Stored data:
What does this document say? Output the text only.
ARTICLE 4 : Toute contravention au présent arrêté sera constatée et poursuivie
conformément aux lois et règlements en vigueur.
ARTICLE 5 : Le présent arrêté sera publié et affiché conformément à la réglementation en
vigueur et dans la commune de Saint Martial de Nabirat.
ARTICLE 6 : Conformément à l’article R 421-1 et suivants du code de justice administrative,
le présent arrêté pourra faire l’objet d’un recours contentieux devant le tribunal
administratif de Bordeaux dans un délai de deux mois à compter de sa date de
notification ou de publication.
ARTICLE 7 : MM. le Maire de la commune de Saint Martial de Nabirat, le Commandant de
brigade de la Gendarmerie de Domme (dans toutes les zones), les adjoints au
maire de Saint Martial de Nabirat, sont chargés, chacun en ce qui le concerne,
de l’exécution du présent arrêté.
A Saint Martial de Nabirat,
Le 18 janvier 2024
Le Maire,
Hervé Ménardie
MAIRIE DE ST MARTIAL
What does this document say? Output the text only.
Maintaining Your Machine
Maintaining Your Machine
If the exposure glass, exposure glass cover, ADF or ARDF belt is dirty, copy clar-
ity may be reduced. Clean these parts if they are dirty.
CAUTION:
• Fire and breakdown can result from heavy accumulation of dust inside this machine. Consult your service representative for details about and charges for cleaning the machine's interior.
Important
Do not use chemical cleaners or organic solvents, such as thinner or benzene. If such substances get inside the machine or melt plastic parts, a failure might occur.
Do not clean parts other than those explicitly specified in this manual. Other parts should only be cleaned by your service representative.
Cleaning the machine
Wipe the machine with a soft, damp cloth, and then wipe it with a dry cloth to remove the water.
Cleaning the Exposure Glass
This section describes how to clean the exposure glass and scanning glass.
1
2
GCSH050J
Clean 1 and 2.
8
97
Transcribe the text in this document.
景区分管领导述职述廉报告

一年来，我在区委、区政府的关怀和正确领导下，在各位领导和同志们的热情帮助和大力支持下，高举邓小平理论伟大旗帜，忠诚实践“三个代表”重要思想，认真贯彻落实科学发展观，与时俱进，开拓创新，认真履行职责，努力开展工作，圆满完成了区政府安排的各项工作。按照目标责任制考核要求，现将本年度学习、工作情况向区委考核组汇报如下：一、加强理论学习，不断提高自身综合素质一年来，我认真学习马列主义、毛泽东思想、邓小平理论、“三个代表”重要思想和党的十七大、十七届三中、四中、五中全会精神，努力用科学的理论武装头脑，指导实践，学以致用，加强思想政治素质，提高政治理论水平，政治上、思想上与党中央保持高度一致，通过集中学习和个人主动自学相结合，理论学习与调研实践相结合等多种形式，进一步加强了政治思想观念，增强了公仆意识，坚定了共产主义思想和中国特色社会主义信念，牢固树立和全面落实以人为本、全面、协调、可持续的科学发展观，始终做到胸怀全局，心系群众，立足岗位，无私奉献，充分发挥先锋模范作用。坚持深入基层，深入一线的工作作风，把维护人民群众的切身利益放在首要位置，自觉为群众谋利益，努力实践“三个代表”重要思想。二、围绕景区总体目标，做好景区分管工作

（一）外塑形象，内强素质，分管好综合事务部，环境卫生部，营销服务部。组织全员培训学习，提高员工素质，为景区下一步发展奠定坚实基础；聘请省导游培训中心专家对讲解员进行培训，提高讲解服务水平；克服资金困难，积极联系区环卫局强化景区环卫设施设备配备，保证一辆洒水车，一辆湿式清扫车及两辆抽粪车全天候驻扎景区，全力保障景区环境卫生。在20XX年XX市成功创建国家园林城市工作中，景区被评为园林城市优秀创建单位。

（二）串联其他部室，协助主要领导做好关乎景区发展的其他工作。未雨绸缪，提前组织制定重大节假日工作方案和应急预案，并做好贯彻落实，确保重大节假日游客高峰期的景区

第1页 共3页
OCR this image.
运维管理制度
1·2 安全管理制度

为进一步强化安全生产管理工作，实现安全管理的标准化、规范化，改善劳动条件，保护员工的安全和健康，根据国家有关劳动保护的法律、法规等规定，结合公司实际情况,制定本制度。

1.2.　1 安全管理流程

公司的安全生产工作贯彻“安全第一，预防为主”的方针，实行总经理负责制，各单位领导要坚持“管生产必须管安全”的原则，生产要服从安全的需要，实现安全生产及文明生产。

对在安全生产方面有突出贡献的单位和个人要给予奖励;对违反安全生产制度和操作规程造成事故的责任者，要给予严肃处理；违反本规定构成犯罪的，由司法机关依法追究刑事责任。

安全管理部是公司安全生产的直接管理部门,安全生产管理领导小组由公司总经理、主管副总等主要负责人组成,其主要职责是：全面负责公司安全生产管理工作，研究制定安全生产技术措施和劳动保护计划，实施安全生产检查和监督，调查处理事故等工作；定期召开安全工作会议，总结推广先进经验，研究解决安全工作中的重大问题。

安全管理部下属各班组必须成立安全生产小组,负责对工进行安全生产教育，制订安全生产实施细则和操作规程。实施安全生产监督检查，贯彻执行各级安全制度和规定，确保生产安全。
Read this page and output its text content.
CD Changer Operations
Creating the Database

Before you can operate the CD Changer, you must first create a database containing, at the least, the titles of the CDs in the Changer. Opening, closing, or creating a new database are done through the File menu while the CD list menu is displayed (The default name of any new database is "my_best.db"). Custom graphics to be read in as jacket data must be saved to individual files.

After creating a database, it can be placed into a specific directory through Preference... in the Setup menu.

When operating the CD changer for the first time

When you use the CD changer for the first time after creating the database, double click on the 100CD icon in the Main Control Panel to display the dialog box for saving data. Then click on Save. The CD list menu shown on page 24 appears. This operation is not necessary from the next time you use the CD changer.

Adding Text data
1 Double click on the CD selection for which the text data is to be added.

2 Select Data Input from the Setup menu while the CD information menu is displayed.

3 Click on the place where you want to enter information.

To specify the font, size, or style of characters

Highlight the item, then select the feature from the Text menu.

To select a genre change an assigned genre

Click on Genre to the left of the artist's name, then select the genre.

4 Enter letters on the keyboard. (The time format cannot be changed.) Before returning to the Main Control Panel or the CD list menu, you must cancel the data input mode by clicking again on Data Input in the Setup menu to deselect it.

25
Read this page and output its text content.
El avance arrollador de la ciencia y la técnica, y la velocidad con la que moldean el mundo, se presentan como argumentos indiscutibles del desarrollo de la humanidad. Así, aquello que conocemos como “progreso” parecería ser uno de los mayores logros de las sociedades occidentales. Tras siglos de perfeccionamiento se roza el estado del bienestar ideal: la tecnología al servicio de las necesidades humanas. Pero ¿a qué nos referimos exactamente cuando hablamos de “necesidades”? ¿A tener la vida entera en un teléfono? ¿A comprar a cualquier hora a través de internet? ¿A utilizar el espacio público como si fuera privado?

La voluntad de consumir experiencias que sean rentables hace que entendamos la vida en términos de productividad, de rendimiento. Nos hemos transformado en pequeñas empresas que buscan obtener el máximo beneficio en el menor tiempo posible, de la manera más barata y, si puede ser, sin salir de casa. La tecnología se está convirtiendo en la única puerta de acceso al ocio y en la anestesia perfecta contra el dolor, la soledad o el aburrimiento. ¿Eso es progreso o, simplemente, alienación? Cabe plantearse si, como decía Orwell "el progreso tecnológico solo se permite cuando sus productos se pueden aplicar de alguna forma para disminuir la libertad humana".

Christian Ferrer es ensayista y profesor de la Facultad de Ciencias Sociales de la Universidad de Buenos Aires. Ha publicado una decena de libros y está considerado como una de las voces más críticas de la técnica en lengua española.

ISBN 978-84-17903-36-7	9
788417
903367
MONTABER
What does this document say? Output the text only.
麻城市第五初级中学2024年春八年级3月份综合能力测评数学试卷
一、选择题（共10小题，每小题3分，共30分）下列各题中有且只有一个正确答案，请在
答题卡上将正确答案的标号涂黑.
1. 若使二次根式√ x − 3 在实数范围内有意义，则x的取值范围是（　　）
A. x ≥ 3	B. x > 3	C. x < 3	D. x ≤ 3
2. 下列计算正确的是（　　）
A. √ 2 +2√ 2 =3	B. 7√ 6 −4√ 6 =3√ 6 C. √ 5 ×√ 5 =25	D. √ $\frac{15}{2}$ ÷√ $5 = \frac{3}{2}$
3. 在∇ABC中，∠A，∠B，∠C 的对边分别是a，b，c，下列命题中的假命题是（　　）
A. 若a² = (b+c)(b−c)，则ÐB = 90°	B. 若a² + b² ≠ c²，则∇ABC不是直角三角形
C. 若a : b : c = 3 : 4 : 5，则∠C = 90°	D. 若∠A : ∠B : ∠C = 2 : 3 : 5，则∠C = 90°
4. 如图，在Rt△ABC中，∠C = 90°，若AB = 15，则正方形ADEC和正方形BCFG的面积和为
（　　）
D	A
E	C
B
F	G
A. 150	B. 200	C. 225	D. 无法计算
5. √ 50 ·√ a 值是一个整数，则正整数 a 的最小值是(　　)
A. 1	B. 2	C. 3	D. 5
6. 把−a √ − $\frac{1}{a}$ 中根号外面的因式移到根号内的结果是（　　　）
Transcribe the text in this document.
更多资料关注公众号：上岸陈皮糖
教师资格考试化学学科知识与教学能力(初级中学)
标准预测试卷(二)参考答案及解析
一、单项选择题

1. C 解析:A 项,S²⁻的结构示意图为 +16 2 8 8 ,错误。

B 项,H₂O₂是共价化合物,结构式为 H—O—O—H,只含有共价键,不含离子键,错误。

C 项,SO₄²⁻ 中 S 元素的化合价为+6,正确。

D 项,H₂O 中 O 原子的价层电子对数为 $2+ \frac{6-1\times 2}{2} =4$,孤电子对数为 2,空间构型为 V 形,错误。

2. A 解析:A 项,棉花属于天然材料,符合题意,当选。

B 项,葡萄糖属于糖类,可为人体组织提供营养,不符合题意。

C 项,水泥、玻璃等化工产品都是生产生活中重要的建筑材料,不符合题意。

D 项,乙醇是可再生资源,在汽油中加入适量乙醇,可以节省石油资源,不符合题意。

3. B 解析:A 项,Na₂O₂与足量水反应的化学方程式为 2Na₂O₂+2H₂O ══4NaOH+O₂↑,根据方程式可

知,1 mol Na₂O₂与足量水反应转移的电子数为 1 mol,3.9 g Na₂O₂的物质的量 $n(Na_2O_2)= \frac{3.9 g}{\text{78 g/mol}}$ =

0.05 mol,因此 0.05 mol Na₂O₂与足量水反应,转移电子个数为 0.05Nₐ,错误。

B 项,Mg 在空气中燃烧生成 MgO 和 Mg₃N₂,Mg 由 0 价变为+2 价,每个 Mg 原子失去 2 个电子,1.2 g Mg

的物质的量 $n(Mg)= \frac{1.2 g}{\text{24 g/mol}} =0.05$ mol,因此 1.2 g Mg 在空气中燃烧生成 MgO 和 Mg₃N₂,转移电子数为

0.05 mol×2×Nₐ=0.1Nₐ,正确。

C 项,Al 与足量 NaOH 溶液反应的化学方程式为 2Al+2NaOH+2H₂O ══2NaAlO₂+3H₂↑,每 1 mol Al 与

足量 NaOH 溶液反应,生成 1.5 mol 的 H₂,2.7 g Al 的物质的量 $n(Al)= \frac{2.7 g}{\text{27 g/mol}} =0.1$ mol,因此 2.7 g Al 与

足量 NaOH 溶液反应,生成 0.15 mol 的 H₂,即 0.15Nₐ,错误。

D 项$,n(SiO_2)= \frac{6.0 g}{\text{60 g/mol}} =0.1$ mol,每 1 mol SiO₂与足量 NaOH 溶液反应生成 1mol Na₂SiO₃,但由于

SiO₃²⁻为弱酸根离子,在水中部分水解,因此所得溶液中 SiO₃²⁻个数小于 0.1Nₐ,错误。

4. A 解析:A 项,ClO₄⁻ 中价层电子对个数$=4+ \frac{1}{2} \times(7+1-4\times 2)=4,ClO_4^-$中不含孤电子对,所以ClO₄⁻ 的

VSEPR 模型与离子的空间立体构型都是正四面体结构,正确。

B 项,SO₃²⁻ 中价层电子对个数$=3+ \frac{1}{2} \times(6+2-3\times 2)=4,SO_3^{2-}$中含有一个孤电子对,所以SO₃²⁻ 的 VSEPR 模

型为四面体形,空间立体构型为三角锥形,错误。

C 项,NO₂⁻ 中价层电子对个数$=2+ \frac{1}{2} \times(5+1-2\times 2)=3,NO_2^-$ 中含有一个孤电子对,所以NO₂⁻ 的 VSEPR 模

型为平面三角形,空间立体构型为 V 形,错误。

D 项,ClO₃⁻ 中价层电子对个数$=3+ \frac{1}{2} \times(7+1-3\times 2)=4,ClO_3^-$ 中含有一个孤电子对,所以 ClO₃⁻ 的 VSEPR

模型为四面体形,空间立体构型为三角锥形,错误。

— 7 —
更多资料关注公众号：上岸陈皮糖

## Do this:
List each line holding the string "name".

## Full answer:
Before you can operate the CD Changer, you must first create a database containing, at the least, the titles of the CDs in the Changer. Opening, closing, or creating a new database are done through the File menu while the CD list menu is displayed (The default name of any new database is "my_best.db"). Custom graphics to be read in as jacket data must be saved to individual files.
Click on Genre to the left of the artist's name, then select the genre.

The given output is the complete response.